PROBLEM TO SOLVE ▸ What is the number of lines in these entries that include "years"? Write that number and no other text.

ENTRIES SHOWN ▸
════

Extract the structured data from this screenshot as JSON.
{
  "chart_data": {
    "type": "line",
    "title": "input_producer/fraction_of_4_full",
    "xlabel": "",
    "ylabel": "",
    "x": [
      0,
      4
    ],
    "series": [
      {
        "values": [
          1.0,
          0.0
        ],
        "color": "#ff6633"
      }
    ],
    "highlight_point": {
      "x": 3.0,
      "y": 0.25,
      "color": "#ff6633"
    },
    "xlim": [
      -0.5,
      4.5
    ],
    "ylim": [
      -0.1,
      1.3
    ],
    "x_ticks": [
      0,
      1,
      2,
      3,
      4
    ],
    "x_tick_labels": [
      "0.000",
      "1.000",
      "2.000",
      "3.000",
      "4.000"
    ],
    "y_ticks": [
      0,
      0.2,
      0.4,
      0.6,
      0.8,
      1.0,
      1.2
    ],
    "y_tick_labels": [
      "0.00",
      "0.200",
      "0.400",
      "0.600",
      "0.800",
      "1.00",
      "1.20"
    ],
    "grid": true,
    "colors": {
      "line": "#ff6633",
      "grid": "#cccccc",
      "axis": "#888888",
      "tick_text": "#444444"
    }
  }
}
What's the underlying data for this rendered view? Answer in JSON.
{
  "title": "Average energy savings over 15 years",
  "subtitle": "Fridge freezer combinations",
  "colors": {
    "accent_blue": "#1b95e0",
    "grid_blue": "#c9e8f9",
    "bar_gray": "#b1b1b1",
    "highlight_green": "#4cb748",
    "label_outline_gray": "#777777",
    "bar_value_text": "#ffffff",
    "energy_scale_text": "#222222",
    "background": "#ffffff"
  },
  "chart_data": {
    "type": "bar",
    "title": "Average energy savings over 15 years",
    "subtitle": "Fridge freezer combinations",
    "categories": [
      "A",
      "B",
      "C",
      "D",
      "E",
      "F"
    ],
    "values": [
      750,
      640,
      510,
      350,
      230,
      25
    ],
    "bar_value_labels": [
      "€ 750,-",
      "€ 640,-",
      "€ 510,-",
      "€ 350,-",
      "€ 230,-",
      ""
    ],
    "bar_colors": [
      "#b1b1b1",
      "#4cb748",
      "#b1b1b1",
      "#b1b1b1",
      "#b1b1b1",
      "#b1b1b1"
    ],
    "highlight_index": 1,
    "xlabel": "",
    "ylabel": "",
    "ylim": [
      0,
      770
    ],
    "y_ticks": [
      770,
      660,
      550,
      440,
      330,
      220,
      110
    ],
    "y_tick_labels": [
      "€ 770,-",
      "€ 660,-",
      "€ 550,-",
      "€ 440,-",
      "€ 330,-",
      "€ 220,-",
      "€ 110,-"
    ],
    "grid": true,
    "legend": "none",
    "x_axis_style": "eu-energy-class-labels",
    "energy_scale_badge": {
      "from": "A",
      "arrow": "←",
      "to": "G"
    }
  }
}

════

SOLUTION TO THIS TASK ▸ 2